#### What you should do
Pull out every line in the data that has the string "with" in it.

--- START OF Data to use ---

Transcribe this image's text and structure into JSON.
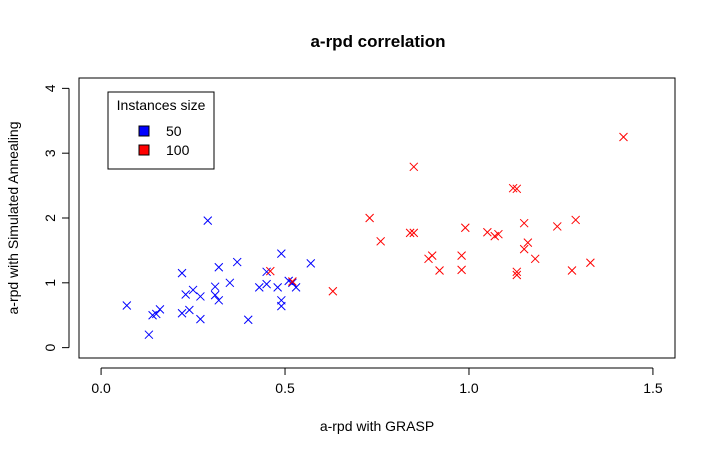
{
  "chart_data": {
    "type": "scatter",
    "title": "a-rpd correlation",
    "xlabel": "a-rpd with GRASP",
    "ylabel": "a-rpd with Simulated Annealing",
    "xlim": [
      -0.06,
      1.56
    ],
    "ylim": [
      -0.16,
      4.16
    ],
    "xticks": [
      0.0,
      0.5,
      1.0,
      1.5
    ],
    "xtick_labels": [
      "0.0",
      "0.5",
      "1.0",
      "1.5"
    ],
    "yticks": [
      0,
      1,
      2,
      3,
      4
    ],
    "ytick_labels": [
      "0",
      "1",
      "2",
      "3",
      "4"
    ],
    "marker": "x",
    "grid": false,
    "legend": {
      "title": "Instances size",
      "placement": "top-left"
    },
    "series": [
      {
        "name": "50",
        "color": "#0000ff",
        "points": [
          [
            0.07,
            0.65
          ],
          [
            0.13,
            0.2
          ],
          [
            0.14,
            0.5
          ],
          [
            0.15,
            0.52
          ],
          [
            0.16,
            0.59
          ],
          [
            0.22,
            1.15
          ],
          [
            0.22,
            0.53
          ],
          [
            0.23,
            0.82
          ],
          [
            0.24,
            0.58
          ],
          [
            0.25,
            0.89
          ],
          [
            0.27,
            0.79
          ],
          [
            0.27,
            0.44
          ],
          [
            0.29,
            1.96
          ],
          [
            0.31,
            0.81
          ],
          [
            0.31,
            0.94
          ],
          [
            0.32,
            0.73
          ],
          [
            0.32,
            1.24
          ],
          [
            0.35,
            1.0
          ],
          [
            0.37,
            1.32
          ],
          [
            0.4,
            0.43
          ],
          [
            0.43,
            0.93
          ],
          [
            0.45,
            0.98
          ],
          [
            0.45,
            1.17
          ],
          [
            0.48,
            0.93
          ],
          [
            0.49,
            1.45
          ],
          [
            0.49,
            0.73
          ],
          [
            0.49,
            0.64
          ],
          [
            0.51,
            1.03
          ],
          [
            0.52,
            1.0
          ],
          [
            0.53,
            0.93
          ],
          [
            0.57,
            1.3
          ]
        ]
      },
      {
        "name": "100",
        "color": "#ff0000",
        "points": [
          [
            0.46,
            1.18
          ],
          [
            0.52,
            1.02
          ],
          [
            0.63,
            0.87
          ],
          [
            0.73,
            2.0
          ],
          [
            0.76,
            1.64
          ],
          [
            0.84,
            1.77
          ],
          [
            0.85,
            1.77
          ],
          [
            0.85,
            2.79
          ],
          [
            0.89,
            1.37
          ],
          [
            0.9,
            1.42
          ],
          [
            0.92,
            1.19
          ],
          [
            0.98,
            1.42
          ],
          [
            0.98,
            1.2
          ],
          [
            0.99,
            1.85
          ],
          [
            1.05,
            1.78
          ],
          [
            1.07,
            1.72
          ],
          [
            1.08,
            1.75
          ],
          [
            1.12,
            2.46
          ],
          [
            1.13,
            2.45
          ],
          [
            1.13,
            1.17
          ],
          [
            1.13,
            1.12
          ],
          [
            1.15,
            1.92
          ],
          [
            1.15,
            1.52
          ],
          [
            1.16,
            1.62
          ],
          [
            1.18,
            1.37
          ],
          [
            1.24,
            1.87
          ],
          [
            1.28,
            1.19
          ],
          [
            1.29,
            1.97
          ],
          [
            1.33,
            1.31
          ],
          [
            1.42,
            3.25
          ]
        ]
      }
    ]
  }
}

--- END OF Data to use ---

#### Output of the exercise
    "xlabel": "a-rpd with GRASP",
    "ylabel": "a-rpd with Simulated Annealing",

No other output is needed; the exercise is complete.